Aim of the exercise: Pull every line containing the word "Level" from the records.
— start Data to process —
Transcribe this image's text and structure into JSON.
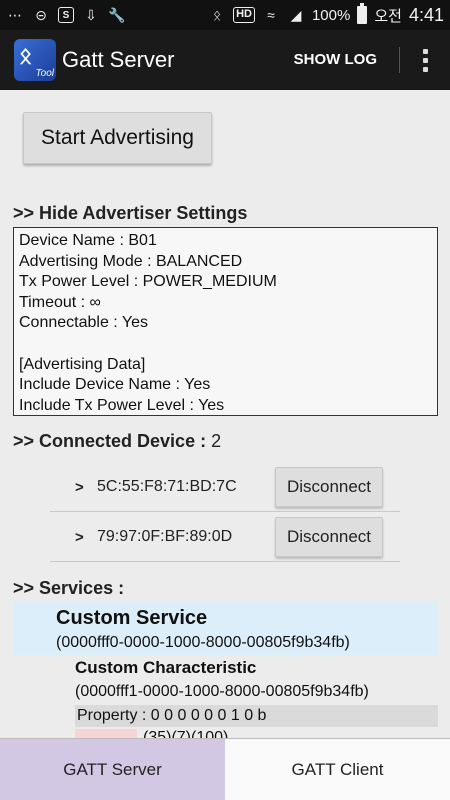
{
  "status_bar": {
    "battery": "100%",
    "ampm": "오전",
    "time": "4:41",
    "hd": "HD"
  },
  "action_bar": {
    "title": "Gatt Server",
    "icon_text": "Tool",
    "show_log": "SHOW LOG"
  },
  "advertising": {
    "start_button": "Start Advertising",
    "settings_title": ">> Hide Advertiser Settings",
    "settings_lines": [
      "Device Name : B01",
      "Advertising Mode : BALANCED",
      "Tx Power Level : POWER_MEDIUM",
      "Timeout : ∞",
      "Connectable : Yes",
      "",
      "[Advertising Data]",
      "Include Device Name : Yes",
      "Include Tx Power Level : Yes"
    ]
  },
  "connected": {
    "title": ">> Connected Device :",
    "count": "2",
    "devices": [
      {
        "arrow": ">",
        "address": "5C:55:F8:71:BD:7C",
        "button": "Disconnect"
      },
      {
        "arrow": ">",
        "address": "79:97:0F:BF:89:0D",
        "button": "Disconnect"
      }
    ]
  },
  "services": {
    "title": ">> Services :",
    "service_name": "Custom Service",
    "service_uuid": "(0000fff0-0000-1000-8000-00805f9b34fb)",
    "characteristic_name": "Custom Characteristic",
    "characteristic_uuid": "(0000fff1-0000-1000-8000-00805f9b34fb)",
    "property": "Property :  0 0 0 0 0 0 1 0 b",
    "permission_partial": "(35)(7)(100)"
  },
  "tabs": {
    "server": "GATT Server",
    "client": "GATT Client"
  }
}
— end Data to process —
Solved problem:
      "Tx Power Level : POWER_MEDIUM",
      "Include Tx Power Level : Yes"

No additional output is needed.